**What the task requires:**
Each line of the listing that contains the word "from" is to be copied.
━━━━━━━━━━━━━━━━━━━━━━━━━━━━━━
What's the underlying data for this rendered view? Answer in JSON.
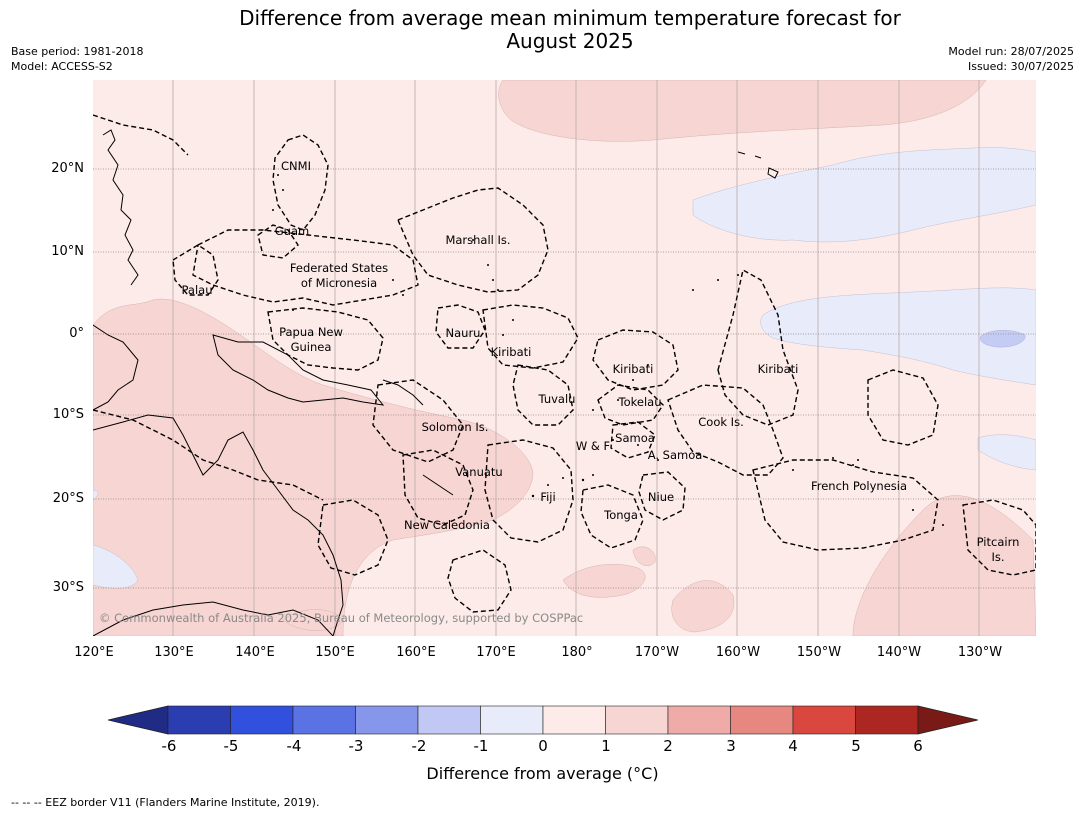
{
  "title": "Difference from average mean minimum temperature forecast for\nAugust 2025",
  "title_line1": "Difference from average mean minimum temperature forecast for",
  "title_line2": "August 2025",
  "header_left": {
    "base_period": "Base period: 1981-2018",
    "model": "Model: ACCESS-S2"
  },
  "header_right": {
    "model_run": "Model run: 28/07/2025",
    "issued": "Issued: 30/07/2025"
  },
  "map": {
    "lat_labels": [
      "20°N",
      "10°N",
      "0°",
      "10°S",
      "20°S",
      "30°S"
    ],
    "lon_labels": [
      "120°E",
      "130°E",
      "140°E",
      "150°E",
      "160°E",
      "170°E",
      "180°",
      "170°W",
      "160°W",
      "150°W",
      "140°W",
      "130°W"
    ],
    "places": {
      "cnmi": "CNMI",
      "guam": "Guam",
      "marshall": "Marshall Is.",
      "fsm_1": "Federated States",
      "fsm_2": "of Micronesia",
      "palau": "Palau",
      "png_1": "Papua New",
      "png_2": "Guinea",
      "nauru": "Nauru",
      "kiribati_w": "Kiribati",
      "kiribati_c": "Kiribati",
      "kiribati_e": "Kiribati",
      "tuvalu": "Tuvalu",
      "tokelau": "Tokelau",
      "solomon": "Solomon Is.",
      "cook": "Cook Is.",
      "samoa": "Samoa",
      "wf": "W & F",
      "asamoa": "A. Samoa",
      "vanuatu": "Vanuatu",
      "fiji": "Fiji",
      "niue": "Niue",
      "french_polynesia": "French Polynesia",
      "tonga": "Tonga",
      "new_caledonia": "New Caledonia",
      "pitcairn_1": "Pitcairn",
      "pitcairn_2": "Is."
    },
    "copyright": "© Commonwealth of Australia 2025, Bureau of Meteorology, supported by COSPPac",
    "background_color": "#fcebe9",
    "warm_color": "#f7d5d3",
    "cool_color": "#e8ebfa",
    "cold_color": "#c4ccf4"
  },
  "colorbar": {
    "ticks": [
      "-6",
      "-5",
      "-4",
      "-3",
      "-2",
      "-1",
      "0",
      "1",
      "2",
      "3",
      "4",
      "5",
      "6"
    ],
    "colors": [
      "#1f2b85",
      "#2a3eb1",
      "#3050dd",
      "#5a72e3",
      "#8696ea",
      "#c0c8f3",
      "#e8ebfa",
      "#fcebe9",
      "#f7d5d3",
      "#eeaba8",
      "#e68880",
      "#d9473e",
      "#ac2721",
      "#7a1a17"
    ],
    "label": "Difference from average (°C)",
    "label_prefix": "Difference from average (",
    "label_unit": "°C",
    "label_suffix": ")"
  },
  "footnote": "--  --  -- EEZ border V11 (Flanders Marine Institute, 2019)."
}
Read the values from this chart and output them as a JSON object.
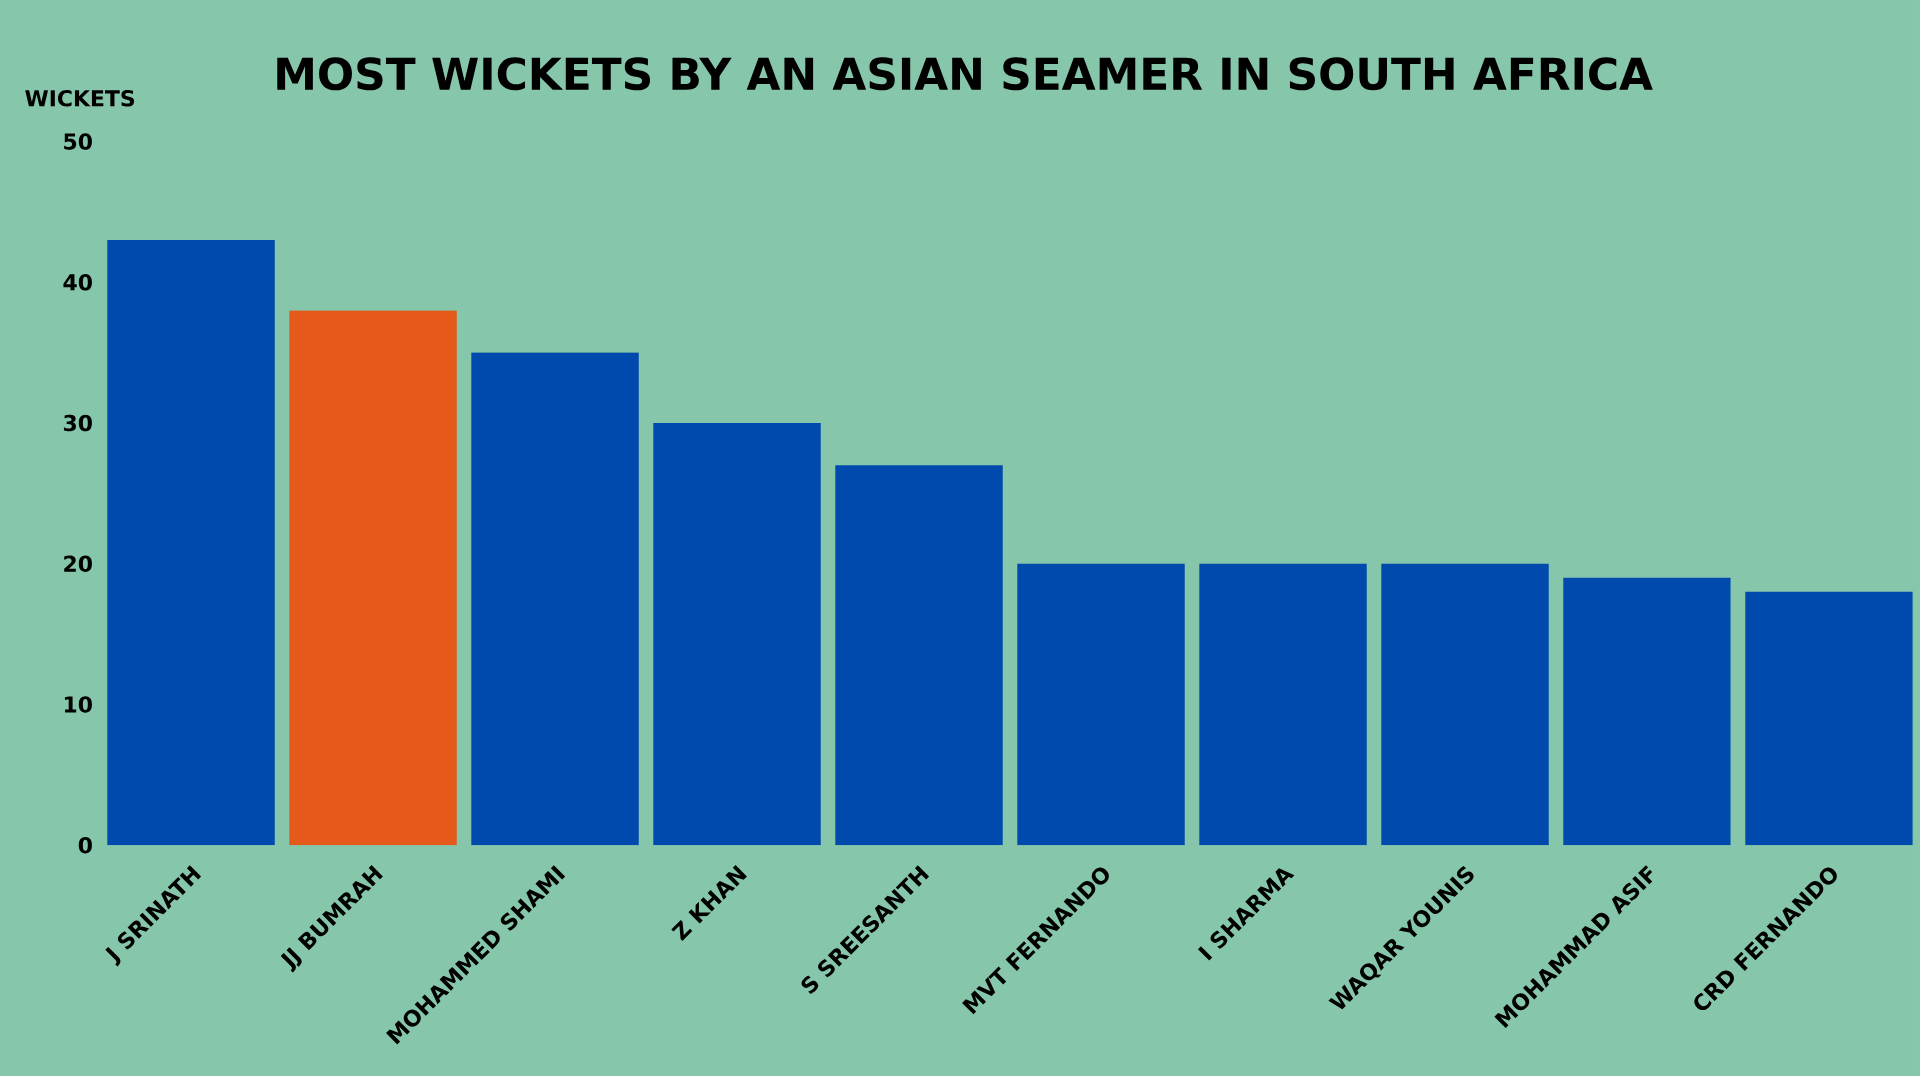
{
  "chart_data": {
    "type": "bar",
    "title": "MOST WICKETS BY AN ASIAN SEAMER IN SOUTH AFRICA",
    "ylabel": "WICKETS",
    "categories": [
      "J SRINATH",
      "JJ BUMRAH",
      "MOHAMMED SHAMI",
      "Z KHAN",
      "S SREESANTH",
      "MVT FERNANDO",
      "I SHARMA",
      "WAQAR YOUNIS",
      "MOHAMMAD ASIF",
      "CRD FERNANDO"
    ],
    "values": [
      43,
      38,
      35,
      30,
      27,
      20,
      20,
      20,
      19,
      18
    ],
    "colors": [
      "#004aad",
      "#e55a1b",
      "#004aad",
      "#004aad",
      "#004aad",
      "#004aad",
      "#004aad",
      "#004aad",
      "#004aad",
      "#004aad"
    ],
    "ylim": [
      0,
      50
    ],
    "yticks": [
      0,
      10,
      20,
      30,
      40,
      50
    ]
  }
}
━━━━━━━━━━━━━━━━━━━━━━━━━━━━━━
**Result of the exercise:**
  "title": "Difference from average mean minimum temperature forecast for\nAugust 2025",
  "title_line1": "Difference from average mean minimum temperature forecast for",
    "label": "Difference from average (°C)",
    "label_prefix": "Difference from average (",
Read the values from this chart and output them as a JSON object.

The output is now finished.